The Council will consist of 46 members -- 30 tribal members, five non-tribal members, five general category members, and six nominated members who will be nominated by the Assam Government. A committee consisting a representative each from the Central and Assam governments, and Bodo Liberation Tigers would "decide by a consensus on the inclusion of villages and areas in the BTC where tribal population is not less than 50 per cent within a period of three months of signing the accord" (UNI news dated February 10, 2003).
The news report also indicated that,
The autonomous body will fulfill the economic, educational, and linguistic aspirations as well as socio-cultural and ethnic identity of the Bodos.
The arrangement will result in the "creation of Bodoland as an autonomous self-governing unit within Assam." "The BTC, covering some 8,000 sq kilometers, would comprise some 3,082 villages and a population of some 23 lakhs" (Anjali Modi in The Hindu, February 10, 2003).
3. A BOLD STEP IN THE RIGHT DIRECTION
The move of the Central and Assam governments is a bold step in the right direction. The British accession of Indian princely states into a single political nation, British India, and their act of dividing these territories into various administrative units did not really consider linguistic identities as an important factor. The re-organization of various administrative provinces into linguistic states in 1956 also did not fully satisfy the aspirations of various linguistic groups. It looks like that such re-organizations must be viewed only as an ongoing process, a process that continues without affecting the integrity of India as a single political nation.
4. WHAT LIES AHEAD?
Unfortunately most linguistic demands have been agreed to or granted by the national leaders only after much agitation, often violent in nature. Yet there is an unmistakable trend noticed in India in the recent past. We have more states now than ever, we have more autonomous councils than in the past, and it is more likely that the creation of Bodo Council itself, in due course, may result in according that Council a full statehood in the future. It is interesting to note how independent India manages to meet the aspirations of linguistic and ethnic groups in a peaceful and amicable way.
Demands for autonomy or full statehood within the Indian Union from various linguistic and ethnic groups will increase. One could easily list areas that will demand such status in the near future. (I refrain from listing these possible demands here!) Geographical contiguity also is often considered important while conceding demands for statehood, etc. Moreover, even with such creation of special autonomous councils and granting full statehood, there will always be linguistic and ethnic problems. While granting autonomy and full statehood, it also becomes necessary to impress upon those who receive such status to carefully and sympathetically consider the demands of the remnant linguistic, ethnic, and religious minority populations in their midst, and enable them to participate fully and meaningfully in the public life as equal partners. Some states have shown their incapacity to appreciate this important necessity.
5. THE RESPONSIBILITY OF STATES AND LEADERSHIP
It is important for the states to review their education and employment policies, and ensure a fair deal to all the ethnic, religious, and linguistic groups within the states. Each state is as multilingual, multi-ethnic, or multi-religious as the Union is. Sometimes creating special councils may not really solve the problem, but such demands become strident when people's aspirations are not met by the current arrangements.

Provided material:
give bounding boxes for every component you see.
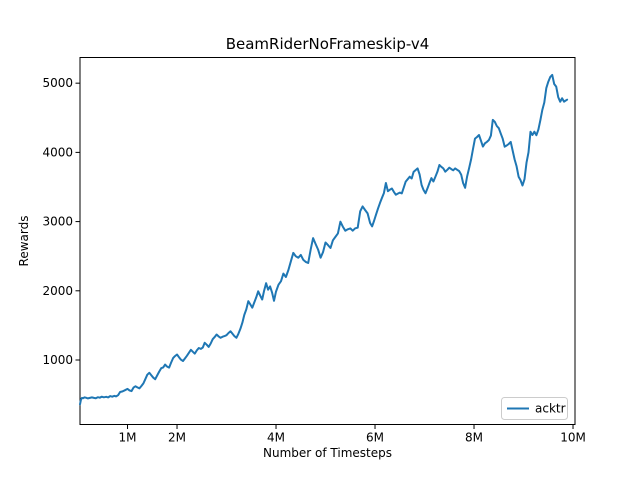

Stated goal 1: According to the Bodo Council text, how many villages would the BTC comprise?
Stated goal 2: In the Bodo Council text, transcribe the stretch from "The Council will" through "of the Bodos.".

Exercise answer 1: Some 3,082 villages.

Exercise answer 2:
The Council will consist of 46 members -- 30 tribal members, five non-tribal members, five general category members, and six nominated members who will be nominated by the Assam Government. A committee consisting a representative each from the Central and Assam governments, and Bodo Liberation Tigers would "decide by a consensus on the inclusion of villages and areas in the BTC where tribal population is not less than 50 per cent within a period of three months of signing the accord" (UNI news dated February 10, 2003).
The news report also indicated that,
The autonomous body will fulfill the economic, educational, and linguistic aspirations as well as socio-cultural and ethnic identity of the Bodos.